Source records:
== == ==

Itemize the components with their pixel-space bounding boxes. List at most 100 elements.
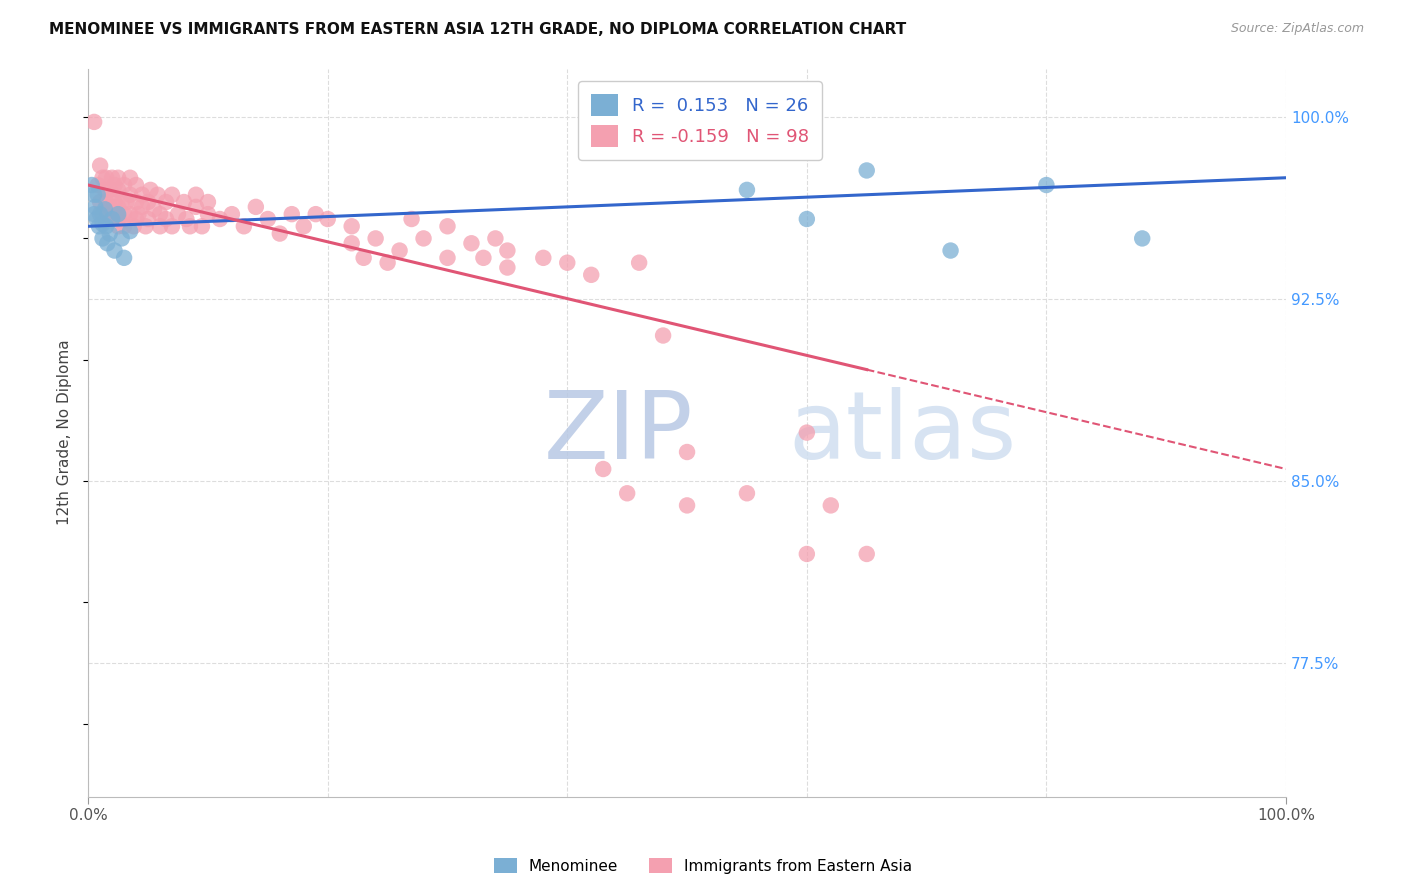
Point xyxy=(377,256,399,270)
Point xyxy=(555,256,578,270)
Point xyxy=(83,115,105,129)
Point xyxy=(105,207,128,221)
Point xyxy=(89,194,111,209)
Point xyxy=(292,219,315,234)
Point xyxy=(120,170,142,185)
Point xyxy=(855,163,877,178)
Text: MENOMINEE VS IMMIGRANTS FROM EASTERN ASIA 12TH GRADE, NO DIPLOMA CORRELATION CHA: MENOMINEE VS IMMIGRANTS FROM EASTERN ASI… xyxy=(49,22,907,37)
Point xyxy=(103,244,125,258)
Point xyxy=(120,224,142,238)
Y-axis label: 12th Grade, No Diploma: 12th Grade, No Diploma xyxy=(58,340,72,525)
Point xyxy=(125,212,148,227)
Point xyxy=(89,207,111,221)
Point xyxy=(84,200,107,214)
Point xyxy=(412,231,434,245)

== == ==

Rewrite the material with every "Point" changed to "Marker" and all other text left as it is. Omit the picture from your answer.

→ **EXERCISE OUTPUT**:
Itemize the components with their pixel-space bounding boxes. List at most 100 elements.
Marker xyxy=(377,256,399,270)
Marker xyxy=(555,256,578,270)
Marker xyxy=(83,115,105,129)
Marker xyxy=(105,207,128,221)
Marker xyxy=(89,194,111,209)
Marker xyxy=(292,219,315,234)
Marker xyxy=(120,170,142,185)
Marker xyxy=(855,163,877,178)
Text: MENOMINEE VS IMMIGRANTS FROM EASTERN ASIA 12TH GRADE, NO DIPLOMA CORRELATION CHA: MENOMINEE VS IMMIGRANTS FROM EASTERN ASI… xyxy=(49,22,907,37)
Marker xyxy=(103,244,125,258)
Marker xyxy=(120,224,142,238)
Y-axis label: 12th Grade, No Diploma: 12th Grade, No Diploma xyxy=(58,340,72,525)
Marker xyxy=(125,212,148,227)
Marker xyxy=(89,207,111,221)
Marker xyxy=(84,200,107,214)
Marker xyxy=(412,231,434,245)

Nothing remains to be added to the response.